### Directive
Continue the Snakemake troubleshooting text from where it stops.

### Text segment

Troubleshooting

Problem	Common Solution
`The above error occured when reading the Snakefile to extract workflow metadata.`	Snakefile has errors outside of any rules. Frequently caused by missing dependencies (look for `ModuleNotFoundError` ). Either install dependencies or add a `latch_metadata.py` file
`snakemake.exceptions.WorkflowError: Workflow defines configfile config.yaml but it is not present or accessible (full checked path: /root/config.yaml)`	Include a `config.yaml` in the workflow Docker image. Currently, config files cannot be generated from workflow parameters.
`Command '['/usr/local/bin/python', '-m', 'latch_cli.snakemake.single_task_snakemake', ...]' returned non-zero exit status 1.`	The runtime single-job task failed. Look at logs to find the error. It will be marked with the string `[!] Failed` .
Runtime workflow task fails with `FileNotFoundError in file /root/workflow/Snakefile` but the file is specified in workflow parameters	Wrap the code that reads the file in a function. See section “Input Files Referenced Outside of Rules”
MultiQC `No analysis results found. Cleaning up..`	FastQC outputs two files for every FastQ file: the raw `.zip` data and the HTML report. Include the raw `.zip` outputs of FastQC in the MultiQC rule inputs. See section “Input Files Not Explicitly Defined in Rules” “

Troubleshooting: Input Files Referenced Outside of Rules

Only the JIT workflow downloads every input file. Tasks at runtime will only download files their target rules explicitly depend on. This means that Snakefile code that is not under a rule will usually fail if it tries to read input files. Example:

# ERROR: this reads a directory, regardless of which rule is executing!

### Source excerpt
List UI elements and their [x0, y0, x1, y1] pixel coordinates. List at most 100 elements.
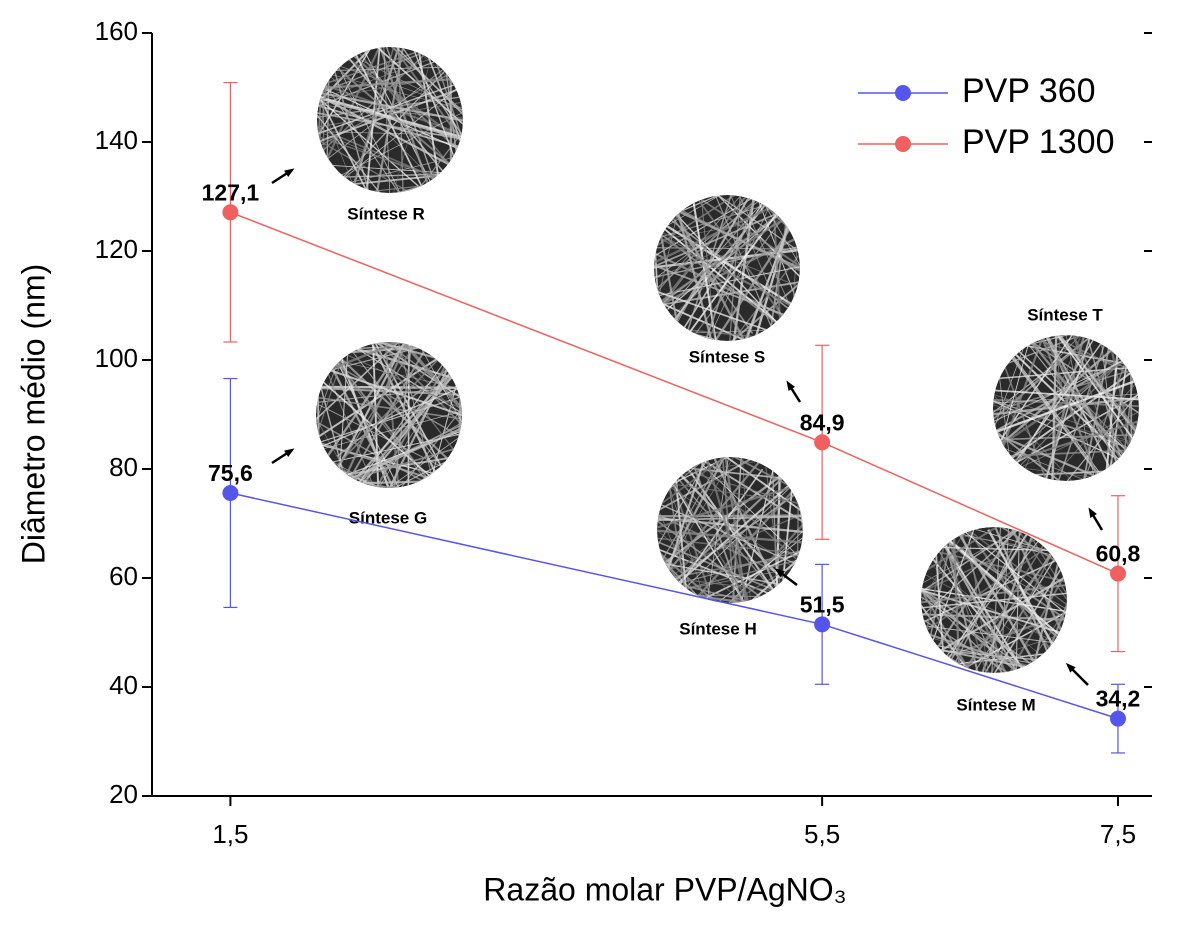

### Result of this exercise
samples = Path("inputs").glob("*.fastq")

rule all:
  input:
    expand("fastqc/{sample}.html", sample=samples)

rule fastqc:
  input:
    "inputs/{sample}.fastq"
  output:
    "fastqc/{sample}.html"
  shellcmd:
    fastqc {input} -o {output}

Since the Path("inputs").glob(...) call is not under any rule, it runs in all tasks. Because the fastqc rule does not specify input_dir as an input , it will not be downloaded and the code will throw an error.

Solution

Only access files when necessary (i.e. when computing dependencies as in the example, or in a rule body) by placing problematic code within rule definitions. Either directly inline the variable or write a function to use in place of the variable. Example:

rule all_inline:
  input:
    # This code will only run in the JIT step
    expand("fastqc/{sample}.html", sample=Path("inputs").glob("*.fastq"))

def get_samples():
  # This code will only run if the function is called
  samples = Path("inputs").glob("*.fastq")
  return samples

rule all_function:
  input:
    expand("fastqc/{sample}.html", sample=get_samples())

This works because the JIT step replaces input , output , params , and other declarations with static strings for the runtime workflow so any function calls within them will be replaced with pre-computed strings and the Snakefile will not attempt to read the files again. Same example at runtime:

rule all_inline:
  input:
    "fastqc/example.html"

def get_samples():
  # Note: this function is no longer called anywhere in the file
  samples = Path("inputs").glob("*.fastq")
  return samples

rule all_function:
  input:
    "fastqc/example.html"

Example using multiple return values:

def get_samples_data():
  samples = Path("inputs").glob("*.fastq")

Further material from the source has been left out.